_WORK REQUIRED_
Restate each line word for word. Leave out every picture.

(Data entries for graphics)
/---

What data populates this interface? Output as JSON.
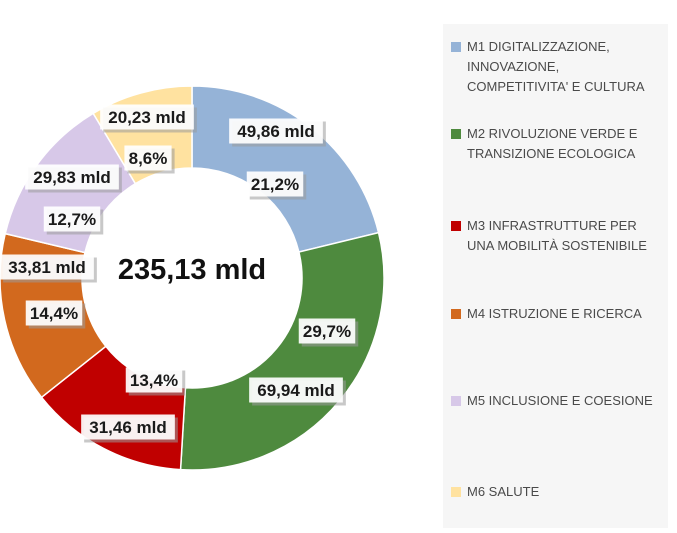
{
  "chart_data": {
    "type": "donut",
    "center_label": "235,13 mld",
    "total": 235.13,
    "legend_position": "right",
    "slices": [
      {
        "name": "M1 DIGITALIZZAZIONE, INNOVAZIONE, COMPETITIVITA' E CULTURA",
        "value": 49.86,
        "value_label": "49,86 mld",
        "percent_label": "21,2%",
        "color": "#95B3D7"
      },
      {
        "name": "M2 RIVOLUZIONE VERDE E TRANSIZIONE ECOLOGICA",
        "value": 69.94,
        "value_label": "69,94 mld",
        "percent_label": "29,7%",
        "color": "#4E8A3E"
      },
      {
        "name": "M3 INFRASTRUTTURE PER UNA MOBILITÀ SOSTENIBILE",
        "value": 31.46,
        "value_label": "31,46 mld",
        "percent_label": "13,4%",
        "color": "#C00000"
      },
      {
        "name": "M4 ISTRUZIONE E RICERCA",
        "value": 33.81,
        "value_label": "33,81 mld",
        "percent_label": "14,4%",
        "color": "#D2691E"
      },
      {
        "name": "M5 INCLUSIONE E COESIONE",
        "value": 29.83,
        "value_label": "29,83 mld",
        "percent_label": "12,7%",
        "color": "#D7C8E8"
      },
      {
        "name": "M6 SALUTE",
        "value": 20.23,
        "value_label": "20,23 mld",
        "percent_label": "8,6%",
        "color": "#FFE2A0"
      }
    ]
  }
}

\---

_OUTPUT_
What data populates this interface? Output as JSON.
{
  "chart_data": {
    "type": "donut",
    "center_label": "235,13 mld",
    "total": 235.13,
    "legend_position": "right",
    "slices": [
      {
        "name": "M1 DIGITALIZZAZIONE, INNOVAZIONE, COMPETITIVITA' E CULTURA",
        "value": 49.86,
        "value_label": "49,86 mld",
        "percent_label": "21,2%",
        "color": "#95B3D7"
      },
      {
        "name": "M2 RIVOLUZIONE VERDE E TRANSIZIONE ECOLOGICA",
        "value": 69.94,
        "value_label": "69,94 mld",
        "percent_label": "29,7%",
        "color": "#4E8A3E"
      },
      {
        "name": "M3 INFRASTRUTTURE PER UNA MOBILITÀ SOSTENIBILE",
        "value": 31.46,
        "value_label": "31,46 mld",
        "percent_label": "13,4%",
        "color": "#C00000"
      },
      {
        "name": "M4 ISTRUZIONE E RICERCA",
        "value": 33.81,
        "value_label": "33,81 mld",
        "percent_label": "14,4%",
        "color": "#D2691E"
      },
      {
        "name": "M5 INCLUSIONE E COESIONE",
        "value": 29.83,
        "value_label": "29,83 mld",
        "percent_label": "12,7%",
        "color": "#D7C8E8"
      },
      {
        "name": "M6 SALUTE",
        "value": 20.23,
        "value_label": "20,23 mld",
        "percent_label": "8,6%",
        "color": "#FFE2A0"
      }
    ]
  }
}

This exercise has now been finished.